Set exercise: Copy all lines in which the word "entrada" can be found.

Records shown:
------------------------------------

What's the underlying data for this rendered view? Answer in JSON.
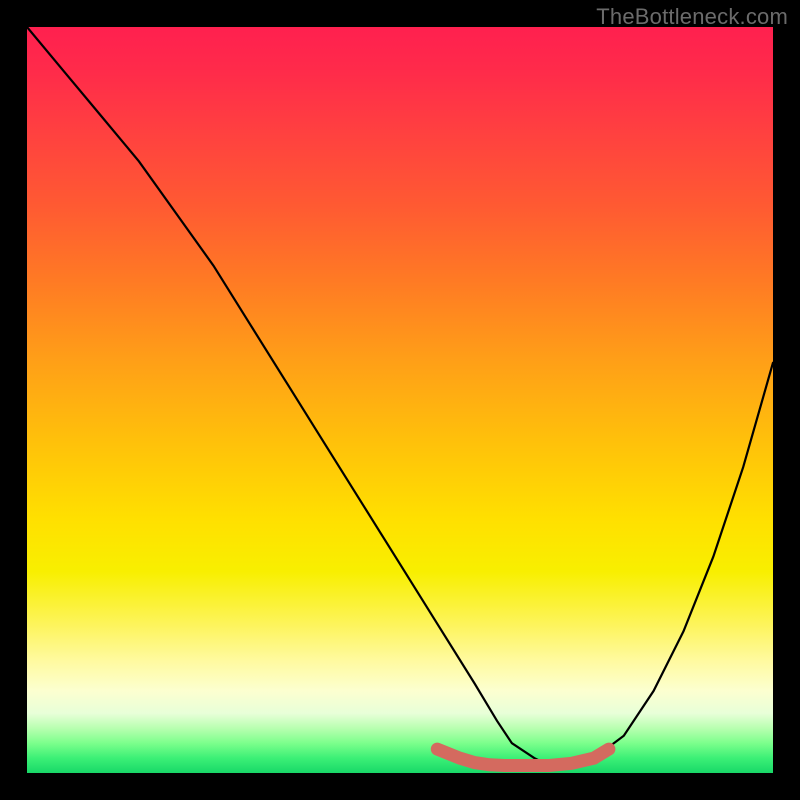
{
  "watermark": "TheBottleneck.com",
  "chart_data": {
    "type": "line",
    "title": "",
    "xlabel": "",
    "ylabel": "",
    "xlim": [
      0,
      100
    ],
    "ylim": [
      0,
      100
    ],
    "series": [
      {
        "name": "black-curve",
        "color": "#000000",
        "x": [
          0,
          5,
          10,
          15,
          20,
          25,
          30,
          35,
          40,
          45,
          50,
          55,
          60,
          63,
          65,
          68,
          70,
          73,
          76,
          80,
          84,
          88,
          92,
          96,
          100
        ],
        "y": [
          100,
          94,
          88,
          82,
          75,
          68,
          60,
          52,
          44,
          36,
          28,
          20,
          12,
          7,
          4,
          2,
          1,
          1,
          2,
          5,
          11,
          19,
          29,
          41,
          55
        ]
      },
      {
        "name": "red-band-bottom",
        "color": "#d46a5f",
        "x": [
          55,
          58,
          60,
          62,
          64,
          67,
          70,
          73,
          76,
          78
        ],
        "y": [
          3.2,
          2.0,
          1.4,
          1.1,
          1.0,
          1.0,
          1.0,
          1.3,
          2.0,
          3.2
        ]
      }
    ],
    "background_gradient_stops": [
      {
        "pos": 0.0,
        "color": "#ff204f"
      },
      {
        "pos": 0.14,
        "color": "#ff4040"
      },
      {
        "pos": 0.34,
        "color": "#ff7a24"
      },
      {
        "pos": 0.56,
        "color": "#ffc20a"
      },
      {
        "pos": 0.73,
        "color": "#f8ef00"
      },
      {
        "pos": 0.89,
        "color": "#fcffd0"
      },
      {
        "pos": 1.0,
        "color": "#18d868"
      }
    ]
  }
}
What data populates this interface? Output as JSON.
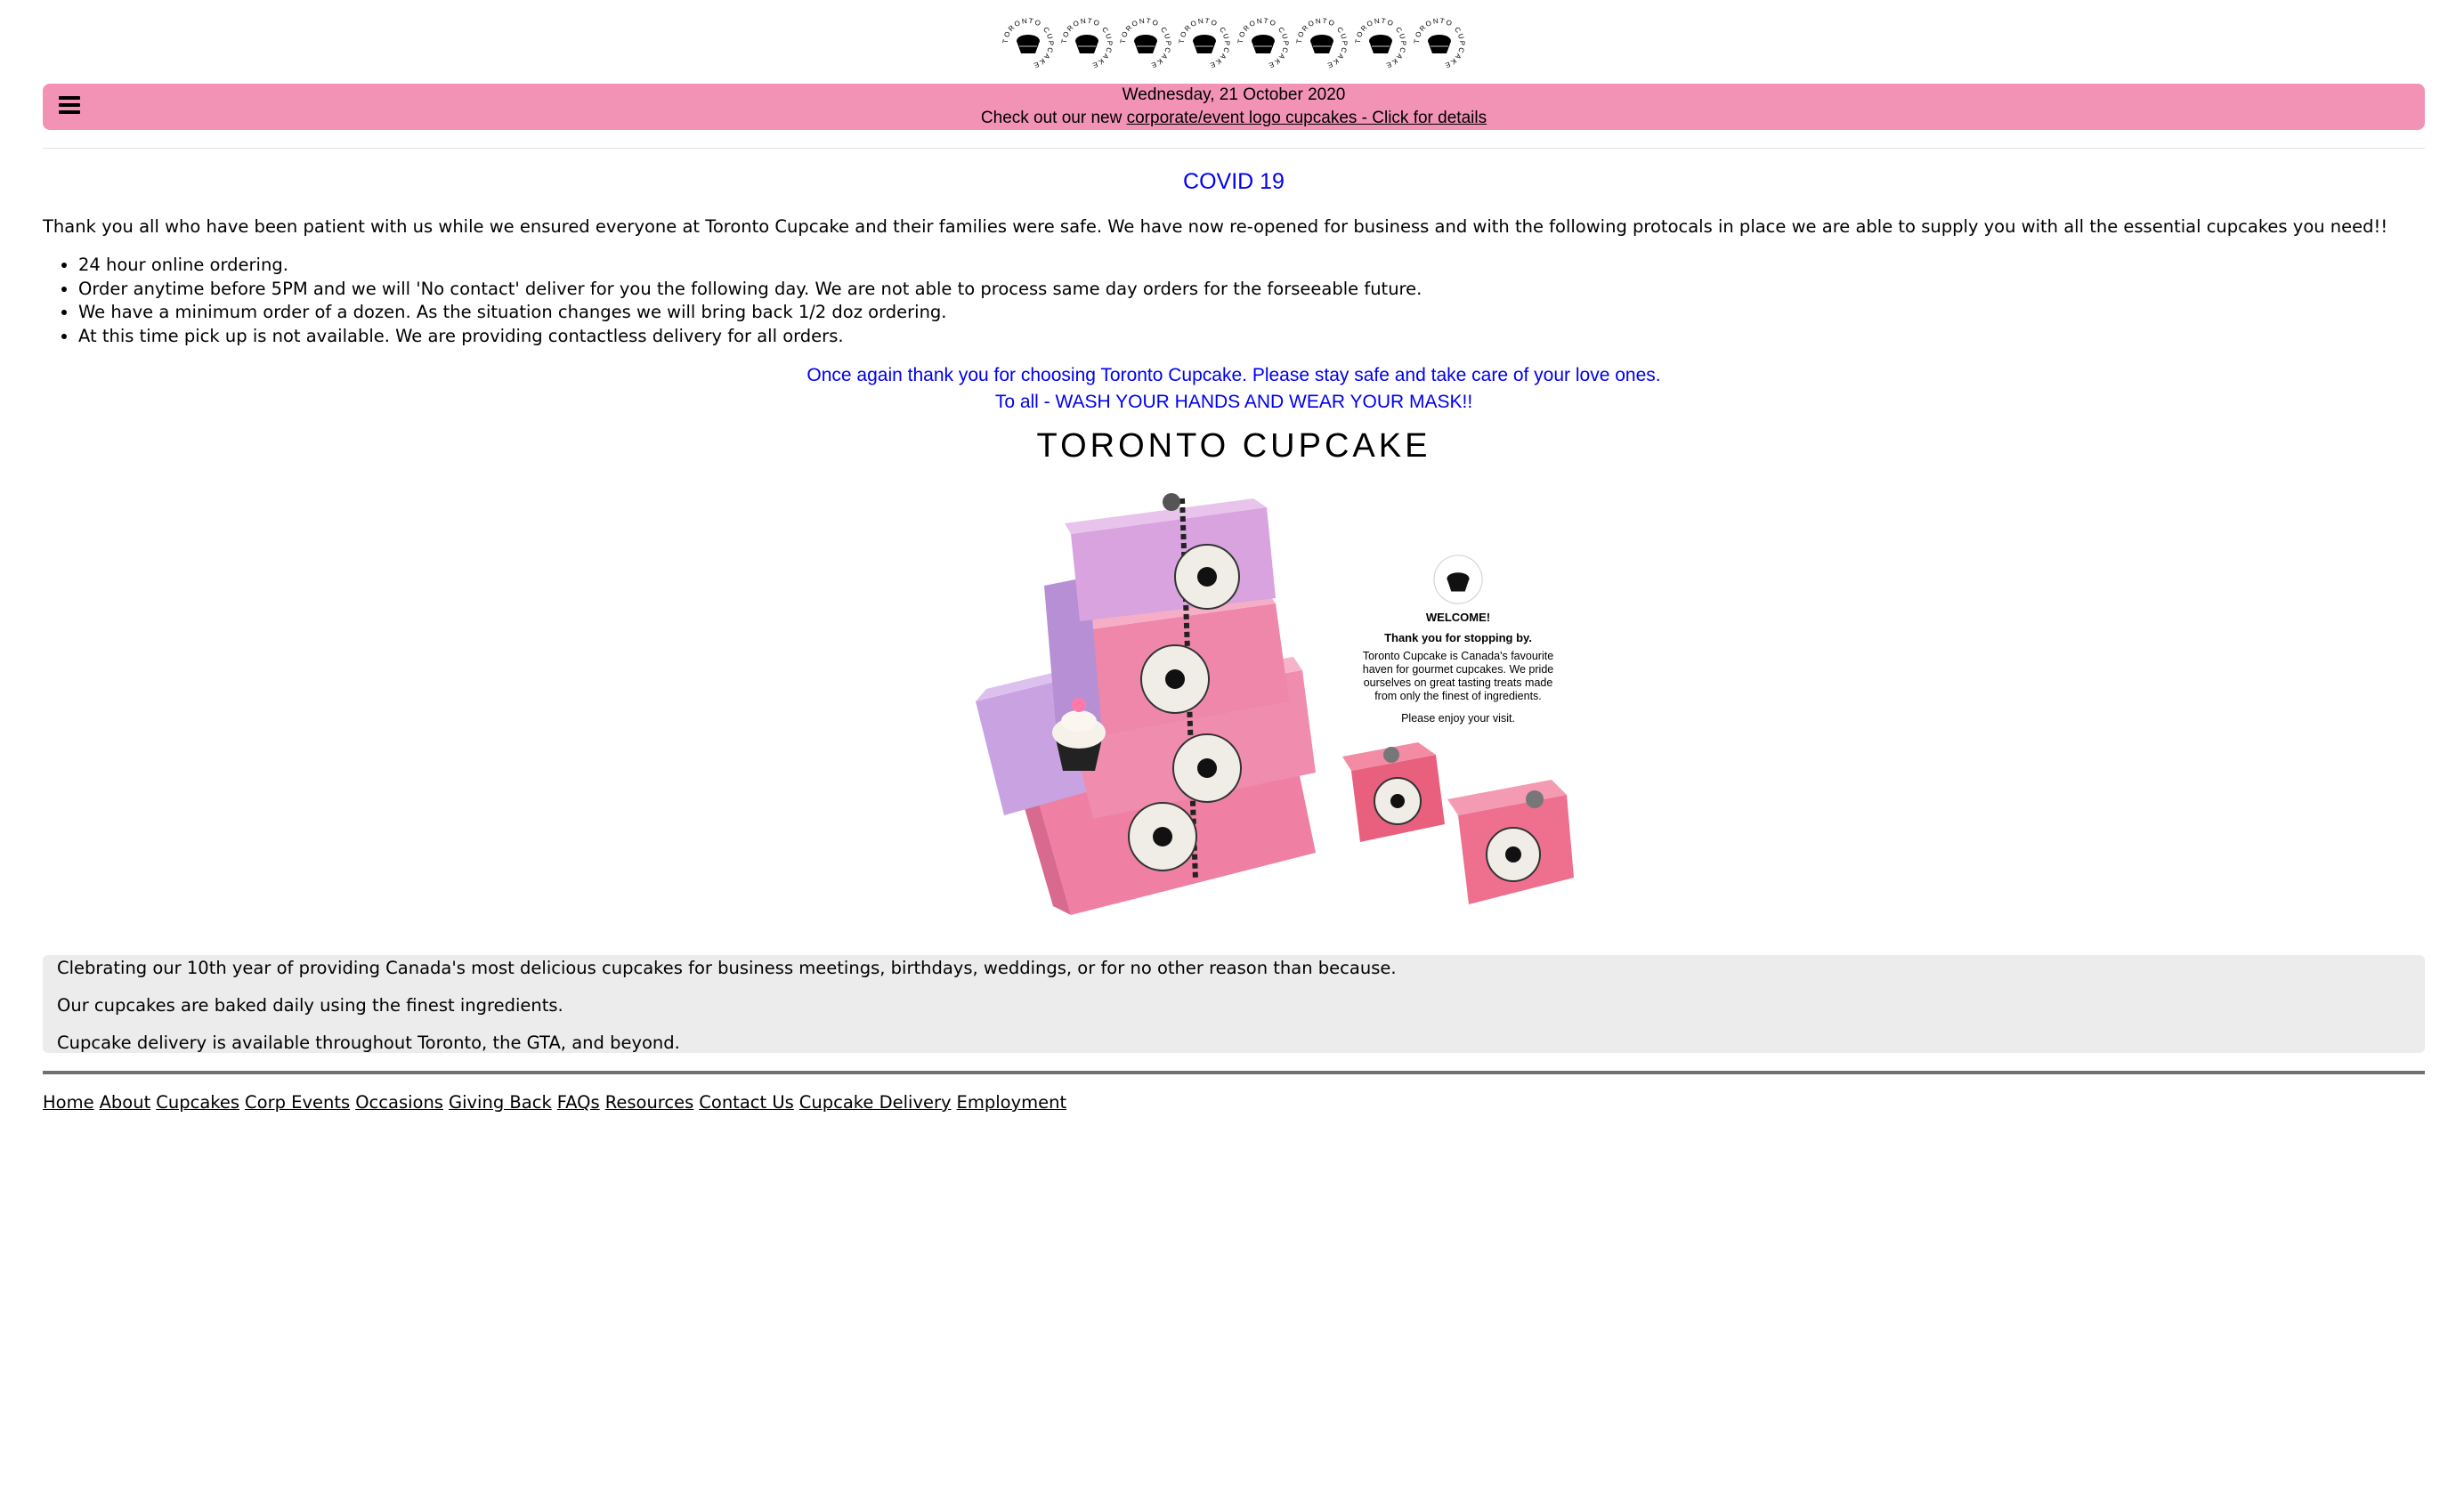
{
  "header": {
    "logo_text": "TORONTO CUPCAKE",
    "logo_count": 8
  },
  "topbar": {
    "date": "Wednesday, 21 October 2020",
    "promo_prefix": "Check out our new",
    "promo_link": "corporate/event logo cupcakes - Click for details",
    "bg_color": "#f293b6"
  },
  "covid": {
    "title": "COVID 19",
    "intro": "Thank you all who have been patient with us while we ensured everyone at Toronto Cupcake and their families were safe. We have now re-opened for business and with the following protocals in place we are able to supply you with all the essential cupcakes you need!!",
    "bullets": [
      "24 hour online ordering.",
      "Order anytime before 5PM and we will 'No contact' deliver for you the following day. We are not able to process same day orders for the forseeable future.",
      "We have a minimum order of a dozen. As the situation changes we will bring back 1/2 doz ordering.",
      "At this time pick up is not available. We are providing contactless delivery for all orders."
    ],
    "note1": "Once again thank you for choosing Toronto Cupcake. Please stay safe and take care of your love ones.",
    "note2": "To all - WASH YOUR HANDS AND WEAR YOUR MASK!!"
  },
  "brand": {
    "title": "TORONTO CUPCAKE"
  },
  "welcome": {
    "title": "WELCOME!",
    "thanks": "Thank you for stopping by.",
    "body": "Toronto Cupcake is Canada's favourite haven for gourmet cupcakes.  We pride ourselves on great tasting treats made from only the finest of ingredients.",
    "enjoy": "Please enjoy your visit."
  },
  "about_panel": {
    "line1": "Clebrating our 10th year of providing Canada's most delicious cupcakes for business meetings, birthdays, weddings, or for no other reason than because.",
    "line2": "Our cupcakes are baked daily using the finest ingredients.",
    "line3": "Cupcake delivery is available throughout Toronto, the GTA, and beyond."
  },
  "footer": {
    "links": [
      "Home",
      "About",
      "Cupcakes",
      "Corp Events",
      "Occasions",
      "Giving Back",
      "FAQs",
      "Resources",
      "Contact Us",
      "Cupcake Delivery",
      "Employment"
    ]
  },
  "colors": {
    "link_blue": "#0000ee",
    "pink": "#f293b6",
    "panel_grey": "#ececec",
    "box_pink": "#f07ca0",
    "box_lavender": "#c8a4e0"
  }
}
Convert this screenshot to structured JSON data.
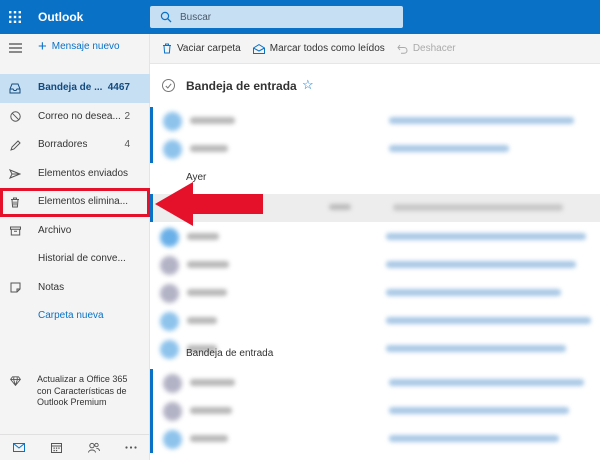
{
  "app": {
    "brand": "Outlook",
    "accent_color": "#0a72c6",
    "highlight_color": "#e5112b"
  },
  "search": {
    "placeholder": "Buscar",
    "icon": "search-icon"
  },
  "sidebar": {
    "new_message_label": "Mensaje nuevo",
    "folders": [
      {
        "label": "Bandeja de ...",
        "count": "4467",
        "icon": "inbox-icon"
      },
      {
        "label": "Correo no desea...",
        "count": "2",
        "icon": "junk-icon"
      },
      {
        "label": "Borradores",
        "count": "4",
        "icon": "pencil-icon"
      },
      {
        "label": "Elementos enviados",
        "count": "",
        "icon": "send-icon"
      },
      {
        "label": "Elementos elimina...",
        "count": "",
        "icon": "trash-icon"
      },
      {
        "label": "Archivo",
        "count": "",
        "icon": "archive-icon"
      },
      {
        "label": "Historial de conve...",
        "count": "",
        "icon": ""
      },
      {
        "label": "Notas",
        "count": "",
        "icon": "note-icon"
      },
      {
        "label": "Carpeta nueva",
        "count": "",
        "icon": ""
      }
    ],
    "premium_text": "Actualizar a Office 365 con Características de Outlook Premium",
    "bottom_nav": [
      "mail-icon",
      "calendar-icon",
      "people-icon",
      "more-icon"
    ]
  },
  "toolbar": {
    "empty_folder_label": "Vaciar carpeta",
    "mark_all_read_label": "Marcar todos como leídos",
    "undo_label": "Deshacer"
  },
  "message_list": {
    "title": "Bandeja de entrada",
    "groups": [
      {
        "label": "Ayer"
      },
      {
        "label": "Bandeja de entrada"
      }
    ]
  }
}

------------------------------------

Output of the task:
    "title": "Bandeja de entrada",
        "label": "Bandeja de entrada"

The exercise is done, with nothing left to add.